*DATA TO USE:*

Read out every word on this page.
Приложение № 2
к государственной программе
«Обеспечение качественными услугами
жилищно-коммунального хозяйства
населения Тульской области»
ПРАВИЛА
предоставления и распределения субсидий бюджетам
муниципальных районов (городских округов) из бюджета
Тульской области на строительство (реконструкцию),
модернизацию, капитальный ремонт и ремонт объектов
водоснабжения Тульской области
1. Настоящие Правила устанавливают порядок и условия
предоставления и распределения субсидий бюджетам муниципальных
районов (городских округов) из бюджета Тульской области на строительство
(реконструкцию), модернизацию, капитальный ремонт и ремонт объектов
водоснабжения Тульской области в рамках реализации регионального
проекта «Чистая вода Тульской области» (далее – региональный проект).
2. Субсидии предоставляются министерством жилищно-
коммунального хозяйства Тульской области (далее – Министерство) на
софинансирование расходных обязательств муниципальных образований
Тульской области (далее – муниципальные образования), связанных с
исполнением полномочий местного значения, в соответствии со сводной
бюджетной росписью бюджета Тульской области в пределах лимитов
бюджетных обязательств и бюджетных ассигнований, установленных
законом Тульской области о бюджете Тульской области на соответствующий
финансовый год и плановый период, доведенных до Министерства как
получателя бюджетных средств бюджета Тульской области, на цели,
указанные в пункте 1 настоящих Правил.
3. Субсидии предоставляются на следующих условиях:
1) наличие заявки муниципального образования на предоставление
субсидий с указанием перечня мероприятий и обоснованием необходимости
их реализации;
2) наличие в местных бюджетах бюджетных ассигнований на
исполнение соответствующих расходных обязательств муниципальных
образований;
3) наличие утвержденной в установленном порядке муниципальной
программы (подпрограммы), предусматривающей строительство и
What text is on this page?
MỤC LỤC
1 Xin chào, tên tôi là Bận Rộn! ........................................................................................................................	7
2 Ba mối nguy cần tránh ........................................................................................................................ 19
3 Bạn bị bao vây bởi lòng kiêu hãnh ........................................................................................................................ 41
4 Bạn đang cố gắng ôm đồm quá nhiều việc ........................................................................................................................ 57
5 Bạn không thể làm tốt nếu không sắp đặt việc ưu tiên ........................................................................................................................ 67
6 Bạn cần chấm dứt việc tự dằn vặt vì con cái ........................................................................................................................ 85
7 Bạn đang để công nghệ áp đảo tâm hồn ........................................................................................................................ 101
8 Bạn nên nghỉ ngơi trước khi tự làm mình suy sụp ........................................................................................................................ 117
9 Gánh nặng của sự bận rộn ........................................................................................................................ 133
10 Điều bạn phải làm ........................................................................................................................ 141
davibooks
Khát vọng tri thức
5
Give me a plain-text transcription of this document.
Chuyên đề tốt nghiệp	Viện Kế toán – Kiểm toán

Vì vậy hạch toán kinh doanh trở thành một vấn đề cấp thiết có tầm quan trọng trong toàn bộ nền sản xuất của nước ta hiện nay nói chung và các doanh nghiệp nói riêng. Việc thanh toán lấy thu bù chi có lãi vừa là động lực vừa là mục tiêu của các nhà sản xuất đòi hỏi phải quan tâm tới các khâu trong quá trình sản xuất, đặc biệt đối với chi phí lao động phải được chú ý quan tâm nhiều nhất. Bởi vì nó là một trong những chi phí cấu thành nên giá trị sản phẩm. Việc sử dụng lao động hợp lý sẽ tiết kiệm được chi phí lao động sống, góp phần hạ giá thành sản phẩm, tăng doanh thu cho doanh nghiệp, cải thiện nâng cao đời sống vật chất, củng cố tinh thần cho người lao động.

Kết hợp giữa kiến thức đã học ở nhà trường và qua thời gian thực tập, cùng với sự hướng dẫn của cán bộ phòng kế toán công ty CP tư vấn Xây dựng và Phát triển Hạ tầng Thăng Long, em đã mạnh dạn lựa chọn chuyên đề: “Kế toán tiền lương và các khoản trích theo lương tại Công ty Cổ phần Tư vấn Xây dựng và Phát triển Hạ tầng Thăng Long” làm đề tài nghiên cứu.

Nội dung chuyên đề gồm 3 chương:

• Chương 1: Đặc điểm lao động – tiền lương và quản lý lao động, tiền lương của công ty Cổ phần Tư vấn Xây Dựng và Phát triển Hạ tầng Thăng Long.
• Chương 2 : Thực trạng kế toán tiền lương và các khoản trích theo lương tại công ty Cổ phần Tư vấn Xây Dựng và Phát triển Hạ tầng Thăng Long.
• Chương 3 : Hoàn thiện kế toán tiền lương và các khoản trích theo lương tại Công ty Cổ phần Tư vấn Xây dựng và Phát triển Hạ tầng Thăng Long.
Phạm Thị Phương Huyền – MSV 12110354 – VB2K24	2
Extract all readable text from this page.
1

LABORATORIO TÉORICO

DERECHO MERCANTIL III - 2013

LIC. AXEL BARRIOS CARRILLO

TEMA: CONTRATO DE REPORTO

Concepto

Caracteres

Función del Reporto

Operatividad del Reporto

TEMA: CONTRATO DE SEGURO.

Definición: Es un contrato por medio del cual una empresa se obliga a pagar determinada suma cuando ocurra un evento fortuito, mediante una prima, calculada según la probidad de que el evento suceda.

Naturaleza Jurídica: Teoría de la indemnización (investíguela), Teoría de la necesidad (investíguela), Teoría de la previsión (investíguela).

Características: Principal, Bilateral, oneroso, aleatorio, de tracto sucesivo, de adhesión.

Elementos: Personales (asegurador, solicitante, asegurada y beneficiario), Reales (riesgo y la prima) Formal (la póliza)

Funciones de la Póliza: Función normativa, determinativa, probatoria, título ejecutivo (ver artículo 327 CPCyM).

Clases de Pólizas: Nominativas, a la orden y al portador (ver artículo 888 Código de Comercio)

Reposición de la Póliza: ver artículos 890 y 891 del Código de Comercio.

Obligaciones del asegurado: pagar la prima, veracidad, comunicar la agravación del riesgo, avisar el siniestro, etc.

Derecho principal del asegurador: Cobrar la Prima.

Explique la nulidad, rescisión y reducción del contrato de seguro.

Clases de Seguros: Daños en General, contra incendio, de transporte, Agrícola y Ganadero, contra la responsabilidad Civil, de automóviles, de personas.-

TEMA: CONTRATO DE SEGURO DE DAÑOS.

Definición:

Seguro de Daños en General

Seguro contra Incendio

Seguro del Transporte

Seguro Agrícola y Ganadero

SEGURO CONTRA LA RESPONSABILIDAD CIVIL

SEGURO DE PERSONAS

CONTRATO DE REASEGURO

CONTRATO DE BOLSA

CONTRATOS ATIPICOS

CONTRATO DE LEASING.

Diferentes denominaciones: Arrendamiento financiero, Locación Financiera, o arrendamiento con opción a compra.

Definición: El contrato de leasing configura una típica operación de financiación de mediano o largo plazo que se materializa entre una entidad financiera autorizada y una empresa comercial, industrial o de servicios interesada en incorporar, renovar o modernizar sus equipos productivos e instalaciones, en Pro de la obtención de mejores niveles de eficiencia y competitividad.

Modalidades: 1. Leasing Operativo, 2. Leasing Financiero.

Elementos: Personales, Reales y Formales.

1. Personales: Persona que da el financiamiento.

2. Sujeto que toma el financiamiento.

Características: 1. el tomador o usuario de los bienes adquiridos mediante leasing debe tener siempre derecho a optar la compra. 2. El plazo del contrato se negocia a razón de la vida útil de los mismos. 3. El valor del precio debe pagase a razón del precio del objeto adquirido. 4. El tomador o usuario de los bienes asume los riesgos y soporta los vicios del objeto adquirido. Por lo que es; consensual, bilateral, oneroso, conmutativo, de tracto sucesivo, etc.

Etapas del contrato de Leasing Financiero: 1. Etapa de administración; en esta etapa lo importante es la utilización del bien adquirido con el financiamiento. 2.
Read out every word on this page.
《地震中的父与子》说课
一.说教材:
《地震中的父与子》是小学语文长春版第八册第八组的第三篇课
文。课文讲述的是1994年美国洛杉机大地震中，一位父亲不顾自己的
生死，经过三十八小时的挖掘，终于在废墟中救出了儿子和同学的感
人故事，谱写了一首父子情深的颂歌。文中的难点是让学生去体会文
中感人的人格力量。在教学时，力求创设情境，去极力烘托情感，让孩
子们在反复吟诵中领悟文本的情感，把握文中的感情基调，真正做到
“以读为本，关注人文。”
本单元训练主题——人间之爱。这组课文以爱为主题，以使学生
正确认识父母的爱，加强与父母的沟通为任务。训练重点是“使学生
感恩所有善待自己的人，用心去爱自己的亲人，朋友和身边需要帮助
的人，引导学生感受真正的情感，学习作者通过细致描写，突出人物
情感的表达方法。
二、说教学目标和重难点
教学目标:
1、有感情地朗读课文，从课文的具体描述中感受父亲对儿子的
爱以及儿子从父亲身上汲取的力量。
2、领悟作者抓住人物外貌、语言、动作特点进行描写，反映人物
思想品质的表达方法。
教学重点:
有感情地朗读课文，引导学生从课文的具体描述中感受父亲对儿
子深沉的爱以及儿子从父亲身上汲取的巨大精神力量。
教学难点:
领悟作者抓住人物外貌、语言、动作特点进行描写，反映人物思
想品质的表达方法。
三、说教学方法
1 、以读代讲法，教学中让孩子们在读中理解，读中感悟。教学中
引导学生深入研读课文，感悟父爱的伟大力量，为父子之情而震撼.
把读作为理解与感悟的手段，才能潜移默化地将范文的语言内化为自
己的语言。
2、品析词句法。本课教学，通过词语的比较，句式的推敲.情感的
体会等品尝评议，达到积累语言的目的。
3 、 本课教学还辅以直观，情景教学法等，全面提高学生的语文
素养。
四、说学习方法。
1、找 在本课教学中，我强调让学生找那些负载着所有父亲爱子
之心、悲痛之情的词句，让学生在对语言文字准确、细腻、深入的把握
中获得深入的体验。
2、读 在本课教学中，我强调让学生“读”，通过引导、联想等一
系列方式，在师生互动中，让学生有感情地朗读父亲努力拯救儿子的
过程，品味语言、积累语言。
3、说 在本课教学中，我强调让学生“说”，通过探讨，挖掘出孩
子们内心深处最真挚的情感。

*WRITTEN INSTRUCTION:*
Search the records for the word "sucesivo" and copy every line where it occurs.

*WRITTEN SOLUTION:*
Características: Principal, Bilateral, oneroso, aleatorio, de tracto sucesivo, de adhesión.
Características: 1. el tomador o usuario de los bienes adquiridos mediante leasing debe tener siempre derecho a optar la compra. 2. El plazo del contrato se negocia a razón de la vida útil de los mismos. 3. El valor del precio debe pagase a razón del precio del objeto adquirido. 4. El tomador o usuario de los bienes asume los riesgos y soporta los vicios del objeto adquirido. Por lo que es; consensual, bilateral, oneroso, conmutativo, de tracto sucesivo, etc.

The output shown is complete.